Lines of data:
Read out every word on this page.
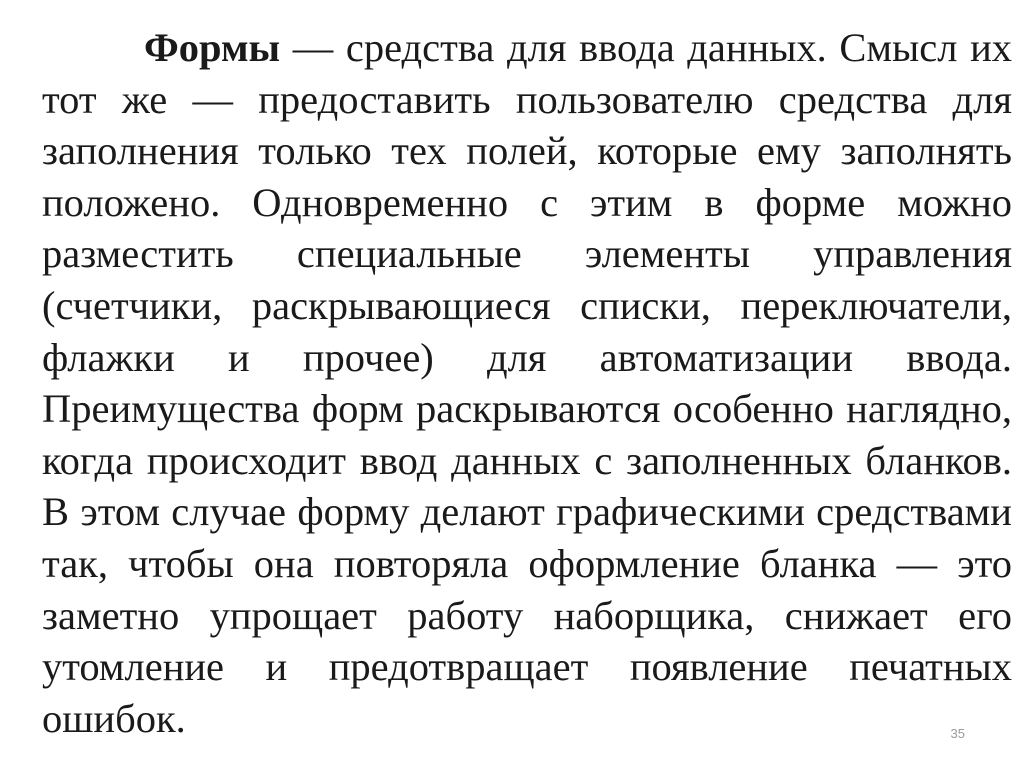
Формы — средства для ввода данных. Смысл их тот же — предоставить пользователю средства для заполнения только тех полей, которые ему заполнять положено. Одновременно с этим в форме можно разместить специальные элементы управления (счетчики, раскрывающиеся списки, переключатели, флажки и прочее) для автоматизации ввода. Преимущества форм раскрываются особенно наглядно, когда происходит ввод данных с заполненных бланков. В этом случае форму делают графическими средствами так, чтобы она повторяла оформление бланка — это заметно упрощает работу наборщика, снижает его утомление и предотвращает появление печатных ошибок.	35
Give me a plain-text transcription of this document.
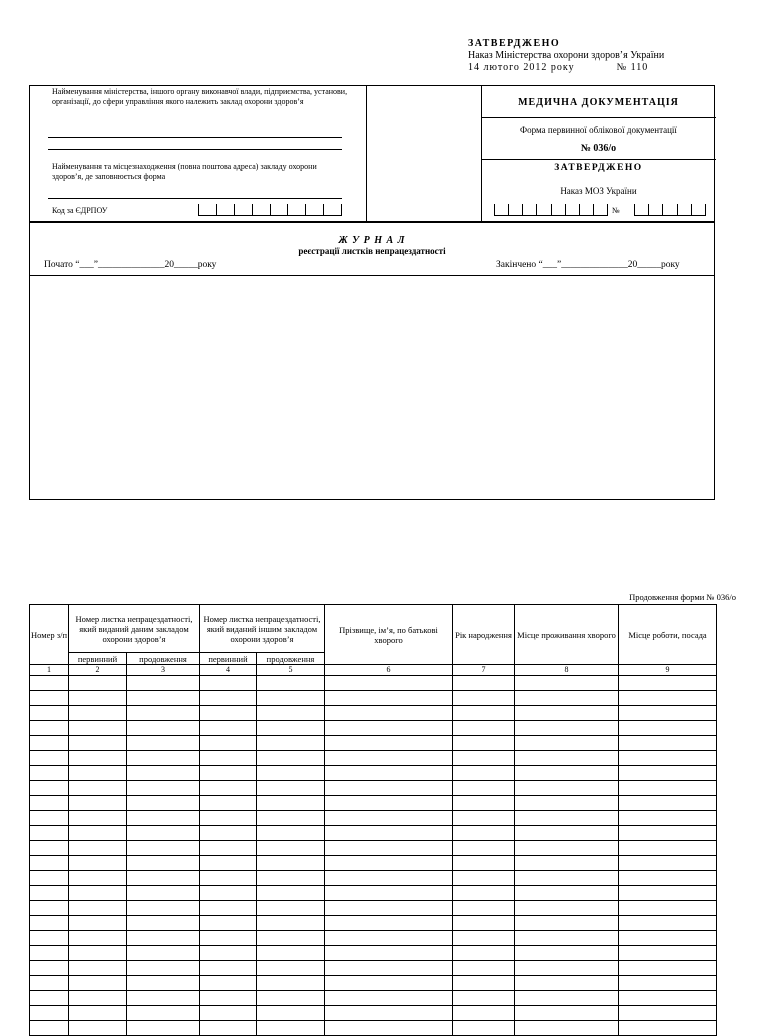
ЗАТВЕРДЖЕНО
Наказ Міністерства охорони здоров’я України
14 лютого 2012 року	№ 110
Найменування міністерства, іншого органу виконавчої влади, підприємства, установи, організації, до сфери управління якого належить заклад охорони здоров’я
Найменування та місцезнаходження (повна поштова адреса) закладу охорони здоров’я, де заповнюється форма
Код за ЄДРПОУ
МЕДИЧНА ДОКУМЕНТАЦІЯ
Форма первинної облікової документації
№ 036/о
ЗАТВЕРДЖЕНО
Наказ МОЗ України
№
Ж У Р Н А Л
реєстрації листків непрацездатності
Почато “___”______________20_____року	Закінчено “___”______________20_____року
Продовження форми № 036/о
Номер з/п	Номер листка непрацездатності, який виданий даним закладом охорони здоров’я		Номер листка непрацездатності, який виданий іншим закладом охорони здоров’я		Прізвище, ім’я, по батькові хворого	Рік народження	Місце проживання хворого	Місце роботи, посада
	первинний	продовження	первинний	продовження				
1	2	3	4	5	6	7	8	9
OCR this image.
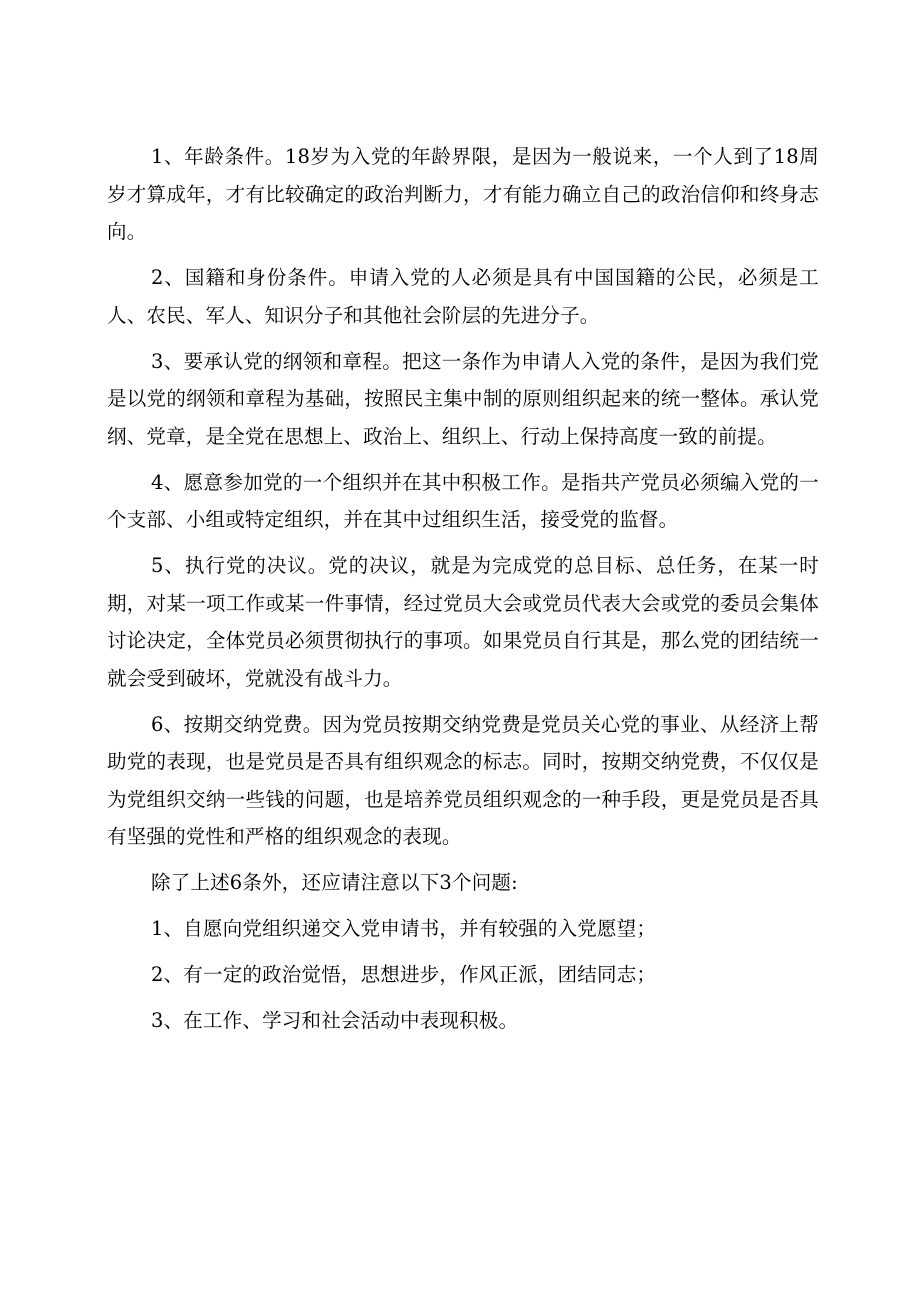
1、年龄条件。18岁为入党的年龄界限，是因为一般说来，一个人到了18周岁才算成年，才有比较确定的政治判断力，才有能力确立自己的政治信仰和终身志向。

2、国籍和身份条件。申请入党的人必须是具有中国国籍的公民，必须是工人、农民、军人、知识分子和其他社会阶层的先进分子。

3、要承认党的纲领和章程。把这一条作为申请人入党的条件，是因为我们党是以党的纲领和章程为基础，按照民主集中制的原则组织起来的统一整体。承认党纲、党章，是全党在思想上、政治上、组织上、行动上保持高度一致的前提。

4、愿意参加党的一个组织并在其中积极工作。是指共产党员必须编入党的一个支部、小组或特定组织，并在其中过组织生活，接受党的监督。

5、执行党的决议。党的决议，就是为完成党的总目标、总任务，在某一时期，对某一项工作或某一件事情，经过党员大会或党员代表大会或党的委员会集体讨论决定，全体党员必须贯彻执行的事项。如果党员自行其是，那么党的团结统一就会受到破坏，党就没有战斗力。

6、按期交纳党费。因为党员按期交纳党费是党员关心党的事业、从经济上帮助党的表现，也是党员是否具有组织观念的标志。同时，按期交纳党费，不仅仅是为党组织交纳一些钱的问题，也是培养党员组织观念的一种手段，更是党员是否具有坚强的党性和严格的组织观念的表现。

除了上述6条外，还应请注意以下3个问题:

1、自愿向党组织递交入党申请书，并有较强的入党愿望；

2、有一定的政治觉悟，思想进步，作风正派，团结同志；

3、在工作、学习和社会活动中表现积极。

■ **Task description**:
Repeat each entry above word for word, leaving every picture out.

■ **Task solution**:
Read out every word on this page.
Формы — средства для ввода данных. Смысл их тот же — предоставить пользователю средства для заполнения только тех полей, которые ему заполнять положено. Одновременно с этим в форме можно разместить специальные элементы управления (счетчики, раскрывающиеся списки, переключатели, флажки и прочее) для автоматизации ввода. Преимущества форм раскрываются особенно наглядно, когда происходит ввод данных с заполненных бланков. В этом случае форму делают графическими средствами так, чтобы она повторяла оформление бланка — это заметно упрощает работу наборщика, снижает его утомление и предотвращает появление печатных ошибок.	35
Give me a plain-text transcription of this document.
ЗАТВЕРДЖЕНО
Наказ Міністерства охорони здоров’я України
14 лютого 2012 року	№ 110
Найменування міністерства, іншого органу виконавчої влади, підприємства, установи, організації, до сфери управління якого належить заклад охорони здоров’я
Найменування та місцезнаходження (повна поштова адреса) закладу охорони здоров’я, де заповнюється форма
Код за ЄДРПОУ
МЕДИЧНА ДОКУМЕНТАЦІЯ
Форма первинної облікової документації
№ 036/о
ЗАТВЕРДЖЕНО
Наказ МОЗ України
№
Ж У Р Н А Л
реєстрації листків непрацездатності
Почато “___”______________20_____року	Закінчено “___”______________20_____року
Продовження форми № 036/о
Номер з/п	Номер листка непрацездатності, який виданий даним закладом охорони здоров’я		Номер листка непрацездатності, який виданий іншим закладом охорони здоров’я		Прізвище, ім’я, по батькові хворого	Рік народження	Місце проживання хворого	Місце роботи, посада
	первинний	продовження	первинний	продовження				
1	2	3	4	5	6	7	8	9
OCR this image.
1、年龄条件。18岁为入党的年龄界限，是因为一般说来，一个人到了18周岁才算成年，才有比较确定的政治判断力，才有能力确立自己的政治信仰和终身志向。

2、国籍和身份条件。申请入党的人必须是具有中国国籍的公民，必须是工人、农民、军人、知识分子和其他社会阶层的先进分子。

3、要承认党的纲领和章程。把这一条作为申请人入党的条件，是因为我们党是以党的纲领和章程为基础，按照民主集中制的原则组织起来的统一整体。承认党纲、党章，是全党在思想上、政治上、组织上、行动上保持高度一致的前提。

4、愿意参加党的一个组织并在其中积极工作。是指共产党员必须编入党的一个支部、小组或特定组织，并在其中过组织生活，接受党的监督。

5、执行党的决议。党的决议，就是为完成党的总目标、总任务，在某一时期，对某一项工作或某一件事情，经过党员大会或党员代表大会或党的委员会集体讨论决定，全体党员必须贯彻执行的事项。如果党员自行其是，那么党的团结统一就会受到破坏，党就没有战斗力。

6、按期交纳党费。因为党员按期交纳党费是党员关心党的事业、从经济上帮助党的表现，也是党员是否具有组织观念的标志。同时，按期交纳党费，不仅仅是为党组织交纳一些钱的问题，也是培养党员组织观念的一种手段，更是党员是否具有坚强的党性和严格的组织观念的表现。

除了上述6条外，还应请注意以下3个问题:

1、自愿向党组织递交入党申请书，并有较强的入党愿望；

2、有一定的政治觉悟，思想进步，作风正派，团结同志；

3、在工作、学习和社会活动中表现积极。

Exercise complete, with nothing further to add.